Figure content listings
▬▬▬

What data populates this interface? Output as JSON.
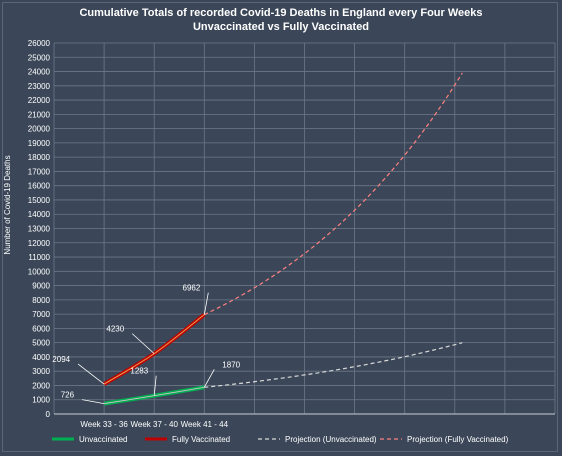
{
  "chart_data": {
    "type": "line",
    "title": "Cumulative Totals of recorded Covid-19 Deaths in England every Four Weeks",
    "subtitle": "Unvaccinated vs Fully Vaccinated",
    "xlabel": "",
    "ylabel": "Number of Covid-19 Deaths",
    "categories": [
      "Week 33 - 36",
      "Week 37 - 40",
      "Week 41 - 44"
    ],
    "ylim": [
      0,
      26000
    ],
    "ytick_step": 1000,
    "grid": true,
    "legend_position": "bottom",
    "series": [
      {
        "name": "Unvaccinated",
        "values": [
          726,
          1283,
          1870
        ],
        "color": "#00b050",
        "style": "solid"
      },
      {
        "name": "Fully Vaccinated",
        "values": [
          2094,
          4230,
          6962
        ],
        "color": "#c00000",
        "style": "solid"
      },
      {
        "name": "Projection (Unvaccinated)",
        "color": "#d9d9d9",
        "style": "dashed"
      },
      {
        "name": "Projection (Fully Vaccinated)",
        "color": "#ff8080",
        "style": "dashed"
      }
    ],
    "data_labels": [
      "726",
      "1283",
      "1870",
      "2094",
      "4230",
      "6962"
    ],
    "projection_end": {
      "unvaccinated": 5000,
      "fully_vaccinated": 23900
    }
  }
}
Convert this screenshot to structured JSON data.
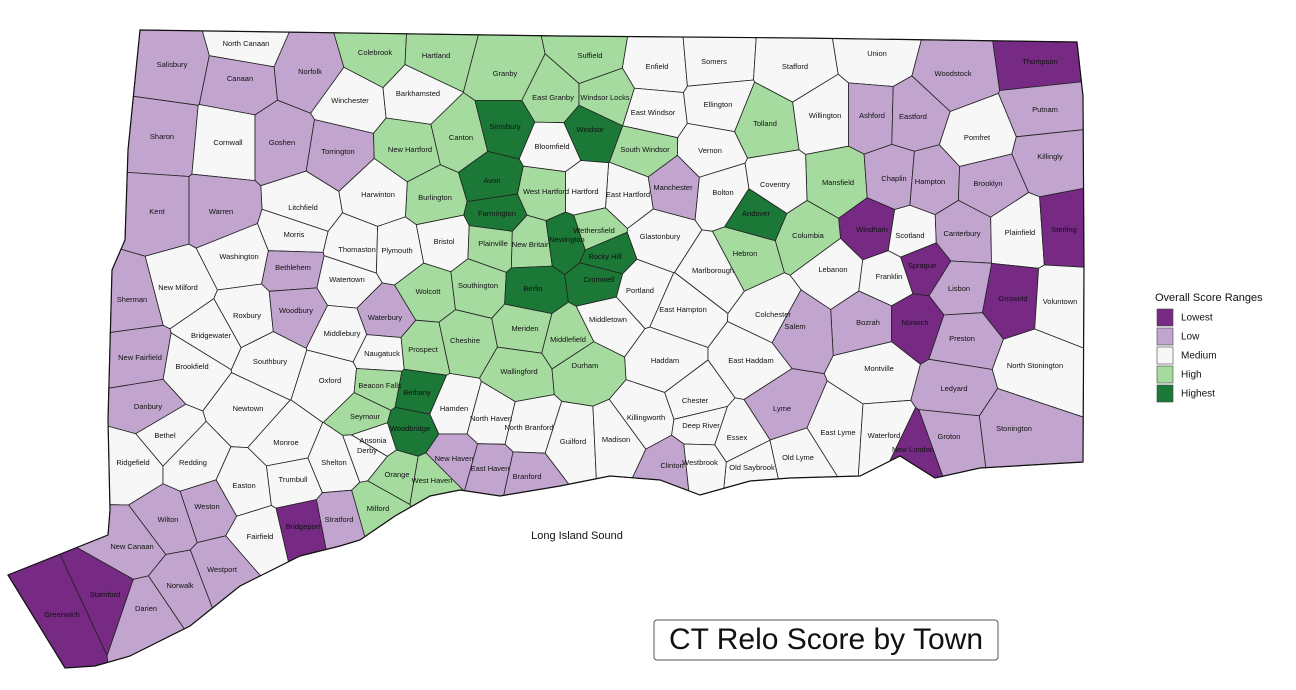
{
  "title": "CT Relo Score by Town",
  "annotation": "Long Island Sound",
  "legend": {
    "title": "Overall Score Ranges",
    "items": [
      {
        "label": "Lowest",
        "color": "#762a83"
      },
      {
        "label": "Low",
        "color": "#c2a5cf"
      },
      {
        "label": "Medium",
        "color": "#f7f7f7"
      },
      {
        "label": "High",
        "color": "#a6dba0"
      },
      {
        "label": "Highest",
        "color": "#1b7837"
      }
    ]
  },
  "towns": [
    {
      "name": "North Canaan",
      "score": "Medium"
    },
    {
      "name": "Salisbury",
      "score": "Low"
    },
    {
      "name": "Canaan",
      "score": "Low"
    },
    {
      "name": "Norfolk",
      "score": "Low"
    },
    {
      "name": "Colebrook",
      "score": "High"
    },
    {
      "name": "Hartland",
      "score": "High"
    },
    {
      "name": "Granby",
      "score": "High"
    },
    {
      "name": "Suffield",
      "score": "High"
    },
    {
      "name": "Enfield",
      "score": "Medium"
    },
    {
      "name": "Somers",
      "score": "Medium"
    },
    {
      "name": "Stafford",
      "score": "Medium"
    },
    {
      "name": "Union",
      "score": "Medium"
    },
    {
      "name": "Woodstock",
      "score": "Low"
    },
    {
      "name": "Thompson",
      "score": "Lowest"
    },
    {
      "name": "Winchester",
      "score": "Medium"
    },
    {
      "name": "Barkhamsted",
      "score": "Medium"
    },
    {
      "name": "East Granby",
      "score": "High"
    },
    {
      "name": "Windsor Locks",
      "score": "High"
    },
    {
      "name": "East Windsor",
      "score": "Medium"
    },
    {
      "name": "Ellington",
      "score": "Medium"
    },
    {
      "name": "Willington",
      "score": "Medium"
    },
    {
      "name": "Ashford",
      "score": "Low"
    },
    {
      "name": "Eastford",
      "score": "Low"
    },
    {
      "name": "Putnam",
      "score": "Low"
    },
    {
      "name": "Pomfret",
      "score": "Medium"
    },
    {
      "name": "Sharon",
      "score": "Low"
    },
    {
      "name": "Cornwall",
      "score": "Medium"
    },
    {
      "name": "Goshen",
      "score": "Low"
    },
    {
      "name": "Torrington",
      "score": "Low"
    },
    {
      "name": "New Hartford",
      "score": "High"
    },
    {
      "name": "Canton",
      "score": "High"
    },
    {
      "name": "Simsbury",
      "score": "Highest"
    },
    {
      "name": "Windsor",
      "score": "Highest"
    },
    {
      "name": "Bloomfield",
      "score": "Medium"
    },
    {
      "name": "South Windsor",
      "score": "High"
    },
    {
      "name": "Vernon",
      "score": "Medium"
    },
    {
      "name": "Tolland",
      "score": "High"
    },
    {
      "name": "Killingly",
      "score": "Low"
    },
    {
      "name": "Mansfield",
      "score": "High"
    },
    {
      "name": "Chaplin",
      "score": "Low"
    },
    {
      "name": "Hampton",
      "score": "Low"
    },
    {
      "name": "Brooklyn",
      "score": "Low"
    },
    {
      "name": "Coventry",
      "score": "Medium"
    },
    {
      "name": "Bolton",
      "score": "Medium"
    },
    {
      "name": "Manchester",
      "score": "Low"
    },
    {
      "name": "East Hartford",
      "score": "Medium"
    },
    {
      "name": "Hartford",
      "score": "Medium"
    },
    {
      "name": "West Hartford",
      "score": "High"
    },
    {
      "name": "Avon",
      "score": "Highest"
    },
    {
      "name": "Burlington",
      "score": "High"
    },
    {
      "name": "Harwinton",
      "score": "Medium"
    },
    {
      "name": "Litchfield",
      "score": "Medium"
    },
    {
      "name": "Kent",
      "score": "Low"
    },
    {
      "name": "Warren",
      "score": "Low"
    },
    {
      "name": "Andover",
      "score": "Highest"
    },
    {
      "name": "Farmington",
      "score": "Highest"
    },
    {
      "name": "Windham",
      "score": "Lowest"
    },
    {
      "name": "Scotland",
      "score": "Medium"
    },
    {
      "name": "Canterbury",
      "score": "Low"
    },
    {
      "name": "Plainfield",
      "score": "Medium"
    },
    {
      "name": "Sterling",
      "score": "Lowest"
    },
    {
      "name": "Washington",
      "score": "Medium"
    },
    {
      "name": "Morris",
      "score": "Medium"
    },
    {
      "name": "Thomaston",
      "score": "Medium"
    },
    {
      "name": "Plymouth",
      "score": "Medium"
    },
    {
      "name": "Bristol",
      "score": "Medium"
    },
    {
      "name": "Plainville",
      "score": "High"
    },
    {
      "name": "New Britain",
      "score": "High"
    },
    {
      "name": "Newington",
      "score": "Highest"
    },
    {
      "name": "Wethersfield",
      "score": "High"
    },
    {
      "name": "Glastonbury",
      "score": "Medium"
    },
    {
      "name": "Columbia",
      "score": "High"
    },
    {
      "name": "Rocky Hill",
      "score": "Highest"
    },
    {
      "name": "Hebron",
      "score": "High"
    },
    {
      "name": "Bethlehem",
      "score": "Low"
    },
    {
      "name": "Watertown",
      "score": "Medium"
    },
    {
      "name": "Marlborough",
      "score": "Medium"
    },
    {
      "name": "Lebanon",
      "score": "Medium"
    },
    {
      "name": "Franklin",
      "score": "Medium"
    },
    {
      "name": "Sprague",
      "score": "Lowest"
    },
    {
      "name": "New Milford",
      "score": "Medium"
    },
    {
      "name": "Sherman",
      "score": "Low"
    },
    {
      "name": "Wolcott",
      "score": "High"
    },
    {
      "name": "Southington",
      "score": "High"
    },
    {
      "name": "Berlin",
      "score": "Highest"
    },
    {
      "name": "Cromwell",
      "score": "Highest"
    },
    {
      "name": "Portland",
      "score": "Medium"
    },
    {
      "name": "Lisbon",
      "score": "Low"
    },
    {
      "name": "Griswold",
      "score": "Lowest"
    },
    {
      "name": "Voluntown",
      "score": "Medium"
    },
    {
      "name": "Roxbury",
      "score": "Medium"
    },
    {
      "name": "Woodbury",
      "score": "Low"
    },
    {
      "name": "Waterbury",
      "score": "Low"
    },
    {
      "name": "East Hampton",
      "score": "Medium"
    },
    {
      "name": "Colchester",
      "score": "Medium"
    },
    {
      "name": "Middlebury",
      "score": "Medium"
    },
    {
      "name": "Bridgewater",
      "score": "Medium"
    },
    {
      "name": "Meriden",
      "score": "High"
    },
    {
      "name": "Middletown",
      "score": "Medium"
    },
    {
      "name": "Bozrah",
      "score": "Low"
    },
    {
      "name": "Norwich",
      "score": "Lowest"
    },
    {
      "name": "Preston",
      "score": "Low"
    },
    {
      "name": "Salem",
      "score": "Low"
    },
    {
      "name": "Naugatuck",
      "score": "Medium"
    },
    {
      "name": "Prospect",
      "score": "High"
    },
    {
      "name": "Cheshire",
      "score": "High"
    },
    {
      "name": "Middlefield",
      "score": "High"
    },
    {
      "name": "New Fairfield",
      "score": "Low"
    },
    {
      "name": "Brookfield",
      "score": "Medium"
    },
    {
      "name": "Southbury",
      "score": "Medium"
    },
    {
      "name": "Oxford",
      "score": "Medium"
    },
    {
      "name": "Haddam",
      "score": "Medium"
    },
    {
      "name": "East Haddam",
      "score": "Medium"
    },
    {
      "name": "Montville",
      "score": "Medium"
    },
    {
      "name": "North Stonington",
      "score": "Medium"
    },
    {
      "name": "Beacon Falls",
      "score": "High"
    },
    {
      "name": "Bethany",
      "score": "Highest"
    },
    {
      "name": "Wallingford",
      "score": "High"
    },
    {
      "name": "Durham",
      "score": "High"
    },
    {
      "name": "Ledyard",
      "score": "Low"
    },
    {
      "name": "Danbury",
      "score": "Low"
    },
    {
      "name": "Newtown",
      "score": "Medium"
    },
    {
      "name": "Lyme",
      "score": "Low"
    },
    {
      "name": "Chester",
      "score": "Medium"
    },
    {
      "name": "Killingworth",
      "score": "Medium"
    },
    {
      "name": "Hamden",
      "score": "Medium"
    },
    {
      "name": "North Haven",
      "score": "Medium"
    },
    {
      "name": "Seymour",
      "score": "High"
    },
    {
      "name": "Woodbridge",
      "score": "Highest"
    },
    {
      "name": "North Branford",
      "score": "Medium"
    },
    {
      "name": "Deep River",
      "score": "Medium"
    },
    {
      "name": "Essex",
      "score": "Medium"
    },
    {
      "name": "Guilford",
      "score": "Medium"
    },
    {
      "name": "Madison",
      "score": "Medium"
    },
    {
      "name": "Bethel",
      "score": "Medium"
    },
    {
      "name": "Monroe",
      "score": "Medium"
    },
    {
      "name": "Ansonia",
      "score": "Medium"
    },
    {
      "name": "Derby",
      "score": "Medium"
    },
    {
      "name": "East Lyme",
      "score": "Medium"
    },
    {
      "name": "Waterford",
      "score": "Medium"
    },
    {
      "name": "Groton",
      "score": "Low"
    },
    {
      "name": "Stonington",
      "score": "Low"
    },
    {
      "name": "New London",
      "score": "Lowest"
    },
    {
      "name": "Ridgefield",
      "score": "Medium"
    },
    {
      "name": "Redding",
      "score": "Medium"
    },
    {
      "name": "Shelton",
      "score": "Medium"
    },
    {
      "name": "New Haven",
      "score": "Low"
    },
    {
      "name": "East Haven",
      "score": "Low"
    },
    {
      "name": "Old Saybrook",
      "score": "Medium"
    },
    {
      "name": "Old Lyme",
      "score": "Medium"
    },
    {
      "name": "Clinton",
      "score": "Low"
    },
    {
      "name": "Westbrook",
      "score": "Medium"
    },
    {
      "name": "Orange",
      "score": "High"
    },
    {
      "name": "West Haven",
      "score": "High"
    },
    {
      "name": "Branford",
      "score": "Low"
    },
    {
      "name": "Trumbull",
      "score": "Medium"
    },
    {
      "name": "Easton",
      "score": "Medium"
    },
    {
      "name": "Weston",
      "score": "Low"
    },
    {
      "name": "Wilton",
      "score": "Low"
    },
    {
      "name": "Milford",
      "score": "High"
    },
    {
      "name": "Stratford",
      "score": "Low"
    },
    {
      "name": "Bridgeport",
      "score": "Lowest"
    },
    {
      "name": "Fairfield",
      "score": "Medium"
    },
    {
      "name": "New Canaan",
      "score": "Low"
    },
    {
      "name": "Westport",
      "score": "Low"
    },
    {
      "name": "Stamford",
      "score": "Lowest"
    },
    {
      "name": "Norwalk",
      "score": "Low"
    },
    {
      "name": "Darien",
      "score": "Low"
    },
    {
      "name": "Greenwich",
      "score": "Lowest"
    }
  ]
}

▬▬▬

Stated goal:
Go through the entries above and count the lines containing the word "Deaths"; give only that count.

Answer to this problem:
2